__JOB__. Send back the entries below exactly as they appear.

[Stored entries]

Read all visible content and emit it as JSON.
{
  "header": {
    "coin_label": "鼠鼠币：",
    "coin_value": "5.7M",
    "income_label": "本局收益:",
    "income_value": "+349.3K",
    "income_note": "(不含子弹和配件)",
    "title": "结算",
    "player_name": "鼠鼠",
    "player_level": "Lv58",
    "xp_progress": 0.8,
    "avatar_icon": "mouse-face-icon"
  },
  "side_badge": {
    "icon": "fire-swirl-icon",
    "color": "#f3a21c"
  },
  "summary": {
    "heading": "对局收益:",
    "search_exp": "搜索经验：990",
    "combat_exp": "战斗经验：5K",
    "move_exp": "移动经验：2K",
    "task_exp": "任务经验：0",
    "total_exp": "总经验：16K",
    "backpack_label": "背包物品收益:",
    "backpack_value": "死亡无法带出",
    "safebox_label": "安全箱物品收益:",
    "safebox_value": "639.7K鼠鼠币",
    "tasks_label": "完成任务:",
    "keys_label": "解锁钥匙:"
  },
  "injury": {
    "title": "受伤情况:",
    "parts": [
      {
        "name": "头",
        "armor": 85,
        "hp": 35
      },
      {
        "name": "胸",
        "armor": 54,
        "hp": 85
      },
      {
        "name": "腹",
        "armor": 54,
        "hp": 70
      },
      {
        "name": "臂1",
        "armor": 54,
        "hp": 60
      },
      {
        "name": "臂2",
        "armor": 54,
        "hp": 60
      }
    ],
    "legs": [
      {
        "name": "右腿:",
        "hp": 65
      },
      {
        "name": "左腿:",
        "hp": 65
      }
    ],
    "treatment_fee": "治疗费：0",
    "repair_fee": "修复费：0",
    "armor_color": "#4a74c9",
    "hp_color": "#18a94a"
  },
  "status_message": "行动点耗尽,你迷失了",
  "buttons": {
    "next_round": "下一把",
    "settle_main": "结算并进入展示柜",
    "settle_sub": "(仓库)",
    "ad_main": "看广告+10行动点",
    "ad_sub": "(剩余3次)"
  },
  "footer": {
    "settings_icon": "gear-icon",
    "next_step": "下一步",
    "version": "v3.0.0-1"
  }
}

__SOLUTION FOR THIS TASK__.
Read all visible content and emit it as JSON.
{
  "header": {
    "coin_label": "鼠鼠币：",
    "coin_value": "5.7M",
    "income_label": "本局收益:",
    "income_value": "+349.3K",
    "income_note": "(不含子弹和配件)",
    "title": "结算",
    "player_name": "鼠鼠",
    "player_level": "Lv58",
    "xp_progress": 0.8,
    "avatar_icon": "mouse-face-icon"
  },
  "side_badge": {
    "icon": "fire-swirl-icon",
    "color": "#f3a21c"
  },
  "summary": {
    "heading": "对局收益:",
    "search_exp": "搜索经验：990",
    "combat_exp": "战斗经验：5K",
    "move_exp": "移动经验：2K",
    "task_exp": "任务经验：0",
    "total_exp": "总经验：16K",
    "backpack_label": "背包物品收益:",
    "backpack_value": "死亡无法带出",
    "safebox_label": "安全箱物品收益:",
    "safebox_value": "639.7K鼠鼠币",
    "tasks_label": "完成任务:",
    "keys_label": "解锁钥匙:"
  },
  "injury": {
    "title": "受伤情况:",
    "parts": [
      {
        "name": "头",
        "armor": 85,
        "hp": 35
      },
      {
        "name": "胸",
        "armor": 54,
        "hp": 85
      },
      {
        "name": "腹",
        "armor": 54,
        "hp": 70
      },
      {
        "name": "臂1",
        "armor": 54,
        "hp": 60
      },
      {
        "name": "臂2",
        "armor": 54,
        "hp": 60
      }
    ],
    "legs": [
      {
        "name": "右腿:",
        "hp": 65
      },
      {
        "name": "左腿:",
        "hp": 65
      }
    ],
    "treatment_fee": "治疗费：0",
    "repair_fee": "修复费：0",
    "armor_color": "#4a74c9",
    "hp_color": "#18a94a"
  },
  "status_message": "行动点耗尽,你迷失了",
  "buttons": {
    "next_round": "下一把",
    "settle_main": "结算并进入展示柜",
    "settle_sub": "(仓库)",
    "ad_main": "看广告+10行动点",
    "ad_sub": "(剩余3次)"
  },
  "footer": {
    "settings_icon": "gear-icon",
    "next_step": "下一步",
    "version": "v3.0.0-1"
  }
}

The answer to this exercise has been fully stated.